__Problem requirements__: Determine how many lines include "platepar". Give the number and nothing else.

__The input__:
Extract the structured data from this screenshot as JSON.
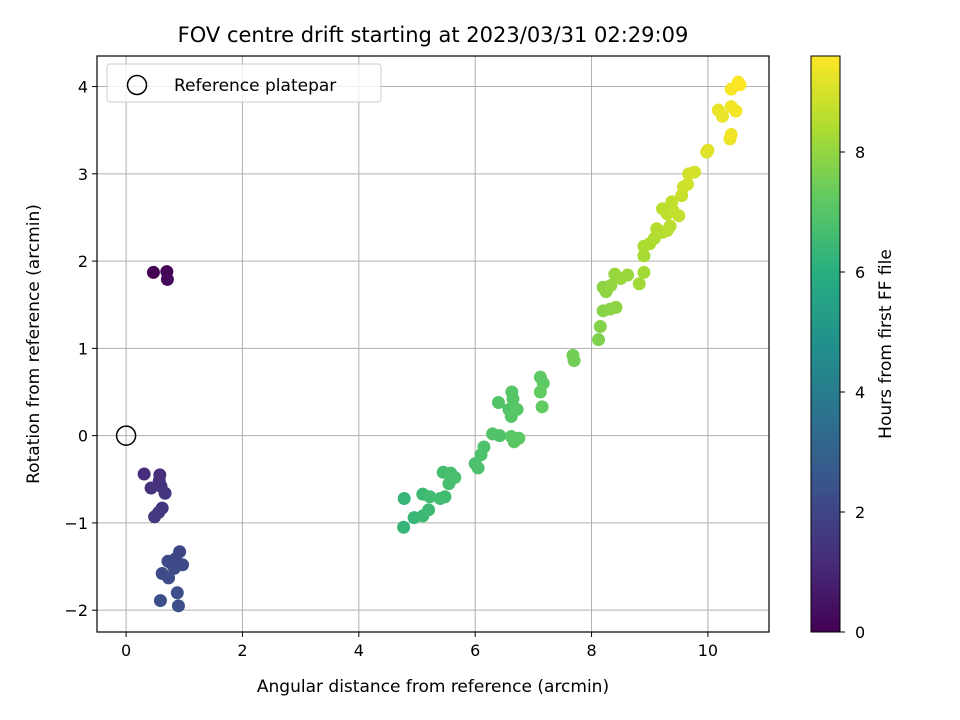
{
  "chart_data": {
    "type": "scatter",
    "title": "FOV centre drift starting at 2023/03/31 02:29:09",
    "xlabel": "Angular distance from reference (arcmin)",
    "ylabel": "Rotation from reference (arcmin)",
    "xlim": [
      -0.5,
      11.05
    ],
    "ylim": [
      -2.25,
      4.35
    ],
    "xticks": [
      0,
      2,
      4,
      6,
      8,
      10
    ],
    "yticks": [
      -2,
      -1,
      0,
      1,
      2,
      3,
      4
    ],
    "grid": true,
    "legend": {
      "placement": "upper-left",
      "entries": [
        "Reference platepar"
      ]
    },
    "reference_point": {
      "x": 0,
      "y": 0,
      "label": "Reference platepar"
    },
    "colorbar": {
      "label": "Hours from first FF file",
      "range": [
        0,
        9.6
      ],
      "ticks": [
        0,
        2,
        4,
        6,
        8
      ],
      "colormap": "viridis"
    },
    "points": [
      {
        "x": 0.47,
        "y": 1.87,
        "c": 0.0
      },
      {
        "x": 0.7,
        "y": 1.88,
        "c": 0.1
      },
      {
        "x": 0.71,
        "y": 1.79,
        "c": 0.15
      },
      {
        "x": 0.31,
        "y": -0.44,
        "c": 1.2
      },
      {
        "x": 0.58,
        "y": -0.45,
        "c": 1.25
      },
      {
        "x": 0.57,
        "y": -0.52,
        "c": 1.3
      },
      {
        "x": 0.43,
        "y": -0.6,
        "c": 1.35
      },
      {
        "x": 0.6,
        "y": -0.58,
        "c": 1.4
      },
      {
        "x": 0.67,
        "y": -0.66,
        "c": 1.45
      },
      {
        "x": 0.62,
        "y": -0.83,
        "c": 1.5
      },
      {
        "x": 0.56,
        "y": -0.88,
        "c": 1.55
      },
      {
        "x": 0.49,
        "y": -0.93,
        "c": 1.6
      },
      {
        "x": 0.92,
        "y": -1.33,
        "c": 2.0
      },
      {
        "x": 0.85,
        "y": -1.41,
        "c": 2.05
      },
      {
        "x": 0.77,
        "y": -1.46,
        "c": 2.1
      },
      {
        "x": 0.72,
        "y": -1.44,
        "c": 2.1
      },
      {
        "x": 0.97,
        "y": -1.48,
        "c": 2.15
      },
      {
        "x": 0.83,
        "y": -1.52,
        "c": 2.2
      },
      {
        "x": 0.62,
        "y": -1.58,
        "c": 2.2
      },
      {
        "x": 0.73,
        "y": -1.63,
        "c": 2.25
      },
      {
        "x": 0.88,
        "y": -1.8,
        "c": 2.3
      },
      {
        "x": 0.59,
        "y": -1.89,
        "c": 2.3
      },
      {
        "x": 0.9,
        "y": -1.95,
        "c": 2.35
      },
      {
        "x": 4.77,
        "y": -1.05,
        "c": 6.3
      },
      {
        "x": 4.78,
        "y": -0.72,
        "c": 6.35
      },
      {
        "x": 4.95,
        "y": -0.94,
        "c": 6.4
      },
      {
        "x": 5.1,
        "y": -0.92,
        "c": 6.45
      },
      {
        "x": 5.2,
        "y": -0.85,
        "c": 6.5
      },
      {
        "x": 5.1,
        "y": -0.67,
        "c": 6.5
      },
      {
        "x": 5.22,
        "y": -0.7,
        "c": 6.55
      },
      {
        "x": 5.4,
        "y": -0.72,
        "c": 6.6
      },
      {
        "x": 5.48,
        "y": -0.7,
        "c": 6.6
      },
      {
        "x": 5.45,
        "y": -0.42,
        "c": 6.65
      },
      {
        "x": 5.55,
        "y": -0.55,
        "c": 6.7
      },
      {
        "x": 5.58,
        "y": -0.43,
        "c": 6.7
      },
      {
        "x": 5.65,
        "y": -0.48,
        "c": 6.75
      },
      {
        "x": 6.0,
        "y": -0.32,
        "c": 6.8
      },
      {
        "x": 6.05,
        "y": -0.37,
        "c": 6.8
      },
      {
        "x": 6.1,
        "y": -0.22,
        "c": 6.85
      },
      {
        "x": 6.15,
        "y": -0.13,
        "c": 6.85
      },
      {
        "x": 6.3,
        "y": 0.02,
        "c": 6.9
      },
      {
        "x": 6.42,
        "y": 0.0,
        "c": 6.9
      },
      {
        "x": 6.4,
        "y": 0.38,
        "c": 6.95
      },
      {
        "x": 6.58,
        "y": 0.3,
        "c": 6.95
      },
      {
        "x": 6.62,
        "y": 0.22,
        "c": 7.0
      },
      {
        "x": 6.65,
        "y": 0.42,
        "c": 7.0
      },
      {
        "x": 6.63,
        "y": 0.5,
        "c": 7.05
      },
      {
        "x": 6.72,
        "y": 0.3,
        "c": 7.05
      },
      {
        "x": 6.62,
        "y": -0.01,
        "c": 7.1
      },
      {
        "x": 6.67,
        "y": -0.07,
        "c": 7.1
      },
      {
        "x": 6.75,
        "y": -0.03,
        "c": 7.15
      },
      {
        "x": 7.12,
        "y": 0.67,
        "c": 7.2
      },
      {
        "x": 7.17,
        "y": 0.6,
        "c": 7.2
      },
      {
        "x": 7.12,
        "y": 0.5,
        "c": 7.25
      },
      {
        "x": 7.15,
        "y": 0.33,
        "c": 7.25
      },
      {
        "x": 7.68,
        "y": 0.92,
        "c": 7.5
      },
      {
        "x": 7.7,
        "y": 0.86,
        "c": 7.5
      },
      {
        "x": 8.12,
        "y": 1.1,
        "c": 7.7
      },
      {
        "x": 8.15,
        "y": 1.25,
        "c": 7.75
      },
      {
        "x": 8.2,
        "y": 1.43,
        "c": 7.8
      },
      {
        "x": 8.32,
        "y": 1.45,
        "c": 7.85
      },
      {
        "x": 8.42,
        "y": 1.47,
        "c": 7.9
      },
      {
        "x": 8.2,
        "y": 1.7,
        "c": 7.9
      },
      {
        "x": 8.25,
        "y": 1.65,
        "c": 7.95
      },
      {
        "x": 8.33,
        "y": 1.72,
        "c": 8.0
      },
      {
        "x": 8.4,
        "y": 1.85,
        "c": 8.05
      },
      {
        "x": 8.5,
        "y": 1.8,
        "c": 8.1
      },
      {
        "x": 8.62,
        "y": 1.84,
        "c": 8.1
      },
      {
        "x": 8.82,
        "y": 1.74,
        "c": 8.2
      },
      {
        "x": 8.9,
        "y": 1.87,
        "c": 8.25
      },
      {
        "x": 8.9,
        "y": 2.06,
        "c": 8.3
      },
      {
        "x": 8.9,
        "y": 2.17,
        "c": 8.35
      },
      {
        "x": 9.0,
        "y": 2.2,
        "c": 8.4
      },
      {
        "x": 9.08,
        "y": 2.26,
        "c": 8.45
      },
      {
        "x": 9.12,
        "y": 2.37,
        "c": 8.5
      },
      {
        "x": 9.22,
        "y": 2.33,
        "c": 8.5
      },
      {
        "x": 9.3,
        "y": 2.35,
        "c": 8.55
      },
      {
        "x": 9.35,
        "y": 2.4,
        "c": 8.6
      },
      {
        "x": 9.22,
        "y": 2.6,
        "c": 8.6
      },
      {
        "x": 9.3,
        "y": 2.54,
        "c": 8.65
      },
      {
        "x": 9.4,
        "y": 2.58,
        "c": 8.7
      },
      {
        "x": 9.38,
        "y": 2.68,
        "c": 8.7
      },
      {
        "x": 9.5,
        "y": 2.52,
        "c": 8.75
      },
      {
        "x": 9.55,
        "y": 2.75,
        "c": 8.8
      },
      {
        "x": 9.58,
        "y": 2.85,
        "c": 8.85
      },
      {
        "x": 9.65,
        "y": 2.88,
        "c": 8.9
      },
      {
        "x": 9.67,
        "y": 3.0,
        "c": 8.95
      },
      {
        "x": 9.77,
        "y": 3.02,
        "c": 9.0
      },
      {
        "x": 9.98,
        "y": 3.25,
        "c": 9.1
      },
      {
        "x": 10.0,
        "y": 3.27,
        "c": 9.15
      },
      {
        "x": 10.18,
        "y": 3.73,
        "c": 9.3
      },
      {
        "x": 10.25,
        "y": 3.66,
        "c": 9.3
      },
      {
        "x": 10.38,
        "y": 3.4,
        "c": 9.35
      },
      {
        "x": 10.4,
        "y": 3.45,
        "c": 9.4
      },
      {
        "x": 10.4,
        "y": 3.77,
        "c": 9.4
      },
      {
        "x": 10.48,
        "y": 3.72,
        "c": 9.45
      },
      {
        "x": 10.4,
        "y": 3.97,
        "c": 9.5
      },
      {
        "x": 10.52,
        "y": 4.05,
        "c": 9.55
      },
      {
        "x": 10.55,
        "y": 4.02,
        "c": 9.6
      }
    ]
  }
}
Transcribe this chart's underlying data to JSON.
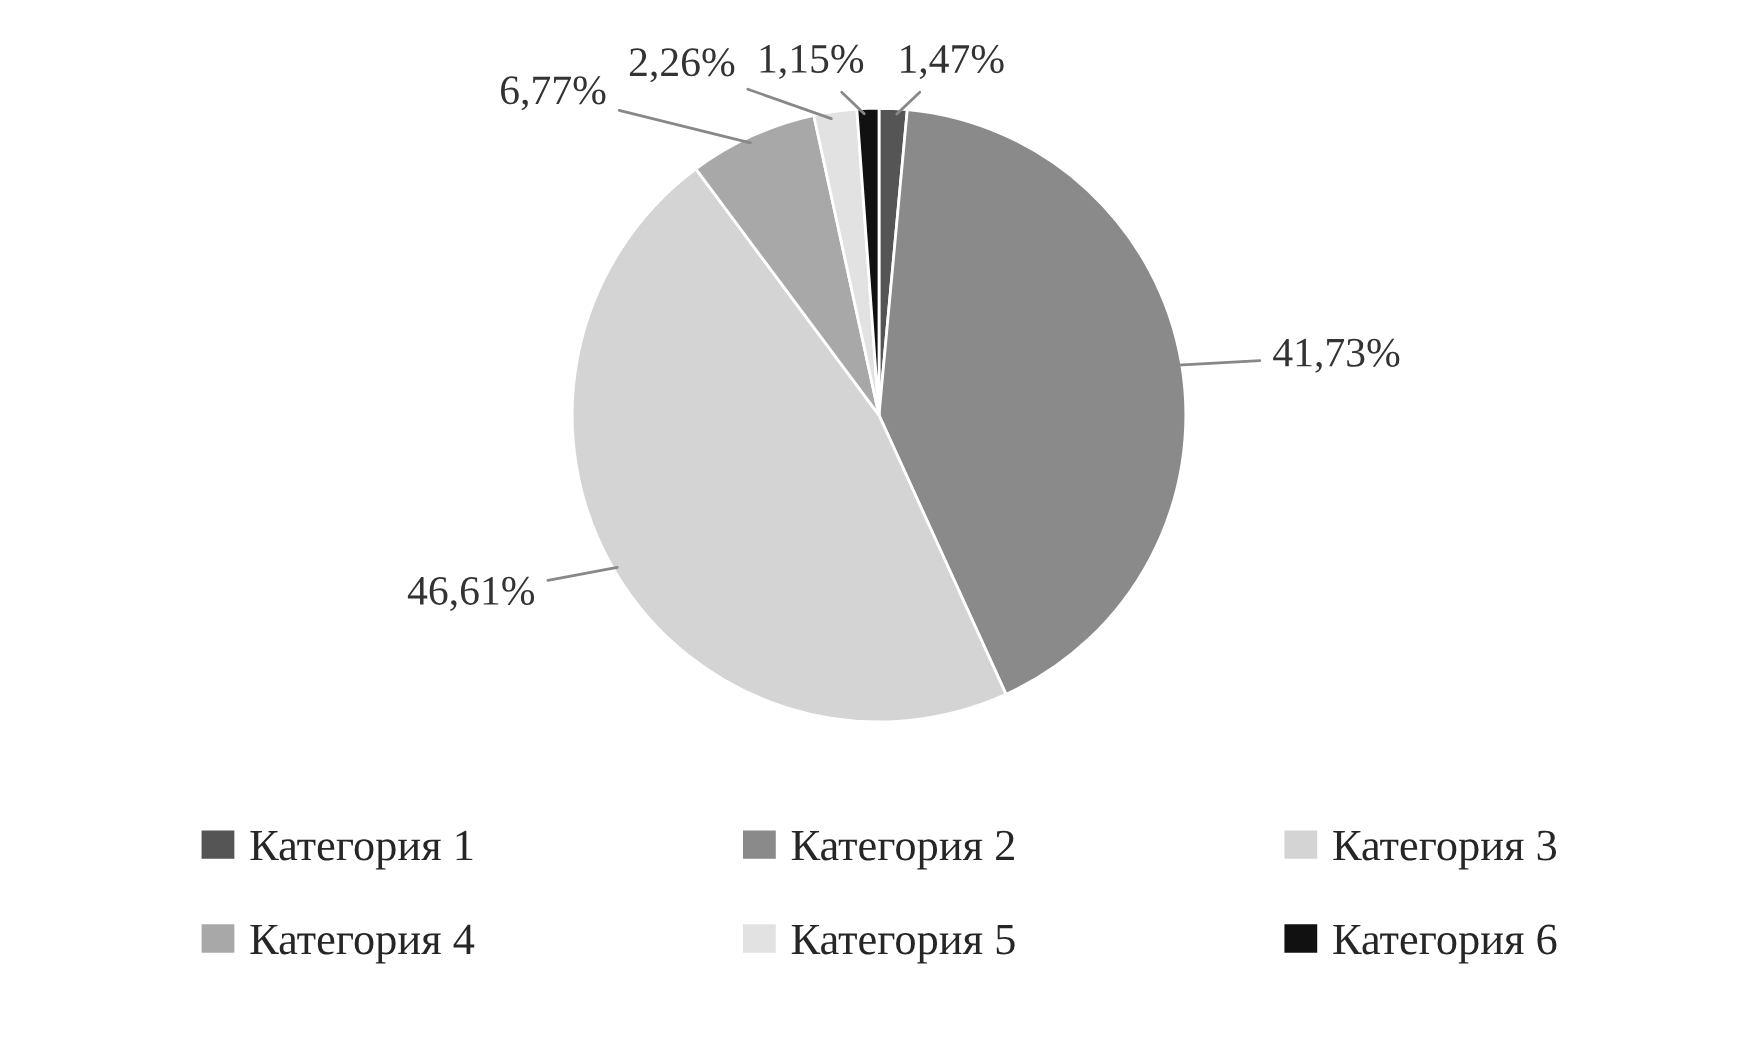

__Answer for this exercise__: 2